"""
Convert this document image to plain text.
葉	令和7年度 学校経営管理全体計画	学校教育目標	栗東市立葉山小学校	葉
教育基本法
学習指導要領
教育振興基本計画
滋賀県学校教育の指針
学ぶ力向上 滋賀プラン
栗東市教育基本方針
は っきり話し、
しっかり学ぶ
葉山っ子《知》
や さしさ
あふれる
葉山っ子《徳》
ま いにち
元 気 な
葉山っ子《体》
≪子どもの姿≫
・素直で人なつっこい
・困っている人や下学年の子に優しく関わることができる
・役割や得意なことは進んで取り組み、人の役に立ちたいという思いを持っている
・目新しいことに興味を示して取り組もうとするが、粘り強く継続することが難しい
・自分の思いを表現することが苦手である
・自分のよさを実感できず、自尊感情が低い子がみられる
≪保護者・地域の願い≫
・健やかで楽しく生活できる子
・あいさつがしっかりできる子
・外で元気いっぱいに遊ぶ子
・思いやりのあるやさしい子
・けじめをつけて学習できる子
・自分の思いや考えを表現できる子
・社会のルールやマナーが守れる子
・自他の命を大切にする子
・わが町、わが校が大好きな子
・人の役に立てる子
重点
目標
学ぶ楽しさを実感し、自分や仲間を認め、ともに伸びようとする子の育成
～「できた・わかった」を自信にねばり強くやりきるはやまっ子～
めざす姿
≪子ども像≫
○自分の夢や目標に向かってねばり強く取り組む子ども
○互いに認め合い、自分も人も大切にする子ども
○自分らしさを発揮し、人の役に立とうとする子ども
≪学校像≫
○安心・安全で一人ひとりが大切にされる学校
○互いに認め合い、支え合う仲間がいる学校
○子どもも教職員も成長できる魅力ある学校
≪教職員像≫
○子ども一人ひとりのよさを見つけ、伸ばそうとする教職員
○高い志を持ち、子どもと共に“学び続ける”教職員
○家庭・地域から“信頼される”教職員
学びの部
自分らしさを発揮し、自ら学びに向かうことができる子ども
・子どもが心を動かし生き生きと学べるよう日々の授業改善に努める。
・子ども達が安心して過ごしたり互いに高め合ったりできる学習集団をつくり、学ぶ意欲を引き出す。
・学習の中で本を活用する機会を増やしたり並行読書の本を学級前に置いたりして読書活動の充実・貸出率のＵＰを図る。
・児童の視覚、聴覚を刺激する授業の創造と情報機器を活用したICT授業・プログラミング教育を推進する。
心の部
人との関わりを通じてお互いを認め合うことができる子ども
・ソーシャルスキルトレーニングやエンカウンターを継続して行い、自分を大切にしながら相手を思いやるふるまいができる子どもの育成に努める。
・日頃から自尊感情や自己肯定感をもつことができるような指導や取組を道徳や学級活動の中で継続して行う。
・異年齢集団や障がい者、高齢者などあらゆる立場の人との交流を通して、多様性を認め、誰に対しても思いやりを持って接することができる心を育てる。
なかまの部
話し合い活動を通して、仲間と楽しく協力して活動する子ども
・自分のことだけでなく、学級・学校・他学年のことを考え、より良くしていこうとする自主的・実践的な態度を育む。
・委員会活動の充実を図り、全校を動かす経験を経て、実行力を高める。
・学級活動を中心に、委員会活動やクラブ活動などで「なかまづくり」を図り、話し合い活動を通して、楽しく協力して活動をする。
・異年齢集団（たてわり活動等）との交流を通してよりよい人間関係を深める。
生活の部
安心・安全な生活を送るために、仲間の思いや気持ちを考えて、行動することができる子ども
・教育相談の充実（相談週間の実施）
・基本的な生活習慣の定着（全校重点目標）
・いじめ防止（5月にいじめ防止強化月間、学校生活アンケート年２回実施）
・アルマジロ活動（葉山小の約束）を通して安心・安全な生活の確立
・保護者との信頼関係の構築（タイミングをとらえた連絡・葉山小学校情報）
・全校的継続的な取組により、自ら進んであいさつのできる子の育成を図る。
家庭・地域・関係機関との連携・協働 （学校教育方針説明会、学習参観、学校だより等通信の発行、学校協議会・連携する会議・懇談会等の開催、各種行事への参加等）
"""
Output all preceding records character for character.

## THE REPLY
Convert this document image to plain text.
葉	令和7年度 学校経営管理全体計画	学校教育目標	栗東市立葉山小学校	葉
教育基本法
学習指導要領
教育振興基本計画
滋賀県学校教育の指針
学ぶ力向上 滋賀プラン
栗東市教育基本方針
は っきり話し、
しっかり学ぶ
葉山っ子《知》
や さしさ
あふれる
葉山っ子《徳》
ま いにち
元 気 な
葉山っ子《体》
≪子どもの姿≫
・素直で人なつっこい
・困っている人や下学年の子に優しく関わることができる
・役割や得意なことは進んで取り組み、人の役に立ちたいという思いを持っている
・目新しいことに興味を示して取り組もうとするが、粘り強く継続することが難しい
・自分の思いを表現することが苦手である
・自分のよさを実感できず、自尊感情が低い子がみられる
≪保護者・地域の願い≫
・健やかで楽しく生活できる子
・あいさつがしっかりできる子
・外で元気いっぱいに遊ぶ子
・思いやりのあるやさしい子
・けじめをつけて学習できる子
・自分の思いや考えを表現できる子
・社会のルールやマナーが守れる子
・自他の命を大切にする子
・わが町、わが校が大好きな子
・人の役に立てる子
重点
目標
学ぶ楽しさを実感し、自分や仲間を認め、ともに伸びようとする子の育成
～「できた・わかった」を自信にねばり強くやりきるはやまっ子～
めざす姿
≪子ども像≫
○自分の夢や目標に向かってねばり強く取り組む子ども
○互いに認め合い、自分も人も大切にする子ども
○自分らしさを発揮し、人の役に立とうとする子ども
≪学校像≫
○安心・安全で一人ひとりが大切にされる学校
○互いに認め合い、支え合う仲間がいる学校
○子どもも教職員も成長できる魅力ある学校
≪教職員像≫
○子ども一人ひとりのよさを見つけ、伸ばそうとする教職員
○高い志を持ち、子どもと共に“学び続ける”教職員
○家庭・地域から“信頼される”教職員
学びの部
自分らしさを発揮し、自ら学びに向かうことができる子ども
・子どもが心を動かし生き生きと学べるよう日々の授業改善に努める。
・子ども達が安心して過ごしたり互いに高め合ったりできる学習集団をつくり、学ぶ意欲を引き出す。
・学習の中で本を活用する機会を増やしたり並行読書の本を学級前に置いたりして読書活動の充実・貸出率のＵＰを図る。
・児童の視覚、聴覚を刺激する授業の創造と情報機器を活用したICT授業・プログラミング教育を推進する。
心の部
人との関わりを通じてお互いを認め合うことができる子ども
・ソーシャルスキルトレーニングやエンカウンターを継続して行い、自分を大切にしながら相手を思いやるふるまいができる子どもの育成に努める。
・日頃から自尊感情や自己肯定感をもつことができるような指導や取組を道徳や学級活動の中で継続して行う。
・異年齢集団や障がい者、高齢者などあらゆる立場の人との交流を通して、多様性を認め、誰に対しても思いやりを持って接することができる心を育てる。
なかまの部
話し合い活動を通して、仲間と楽しく協力して活動する子ども
・自分のことだけでなく、学級・学校・他学年のことを考え、より良くしていこうとする自主的・実践的な態度を育む。
・委員会活動の充実を図り、全校を動かす経験を経て、実行力を高める。
・学級活動を中心に、委員会活動やクラブ活動などで「なかまづくり」を図り、話し合い活動を通して、楽しく協力して活動をする。
・異年齢集団（たてわり活動等）との交流を通してよりよい人間関係を深める。
生活の部
安心・安全な生活を送るために、仲間の思いや気持ちを考えて、行動することができる子ども
・教育相談の充実（相談週間の実施）
・基本的な生活習慣の定着（全校重点目標）
・いじめ防止（5月にいじめ防止強化月間、学校生活アンケート年２回実施）
・アルマジロ活動（葉山小の約束）を通して安心・安全な生活の確立
・保護者との信頼関係の構築（タイミングをとらえた連絡・葉山小学校情報）
・全校的継続的な取組により、自ら進んであいさつのできる子の育成を図る。
家庭・地域・関係機関との連携・協働 （学校教育方針説明会、学習参観、学校だより等通信の発行、学校協議会・連携する会議・懇談会等の開催、各種行事への参加等）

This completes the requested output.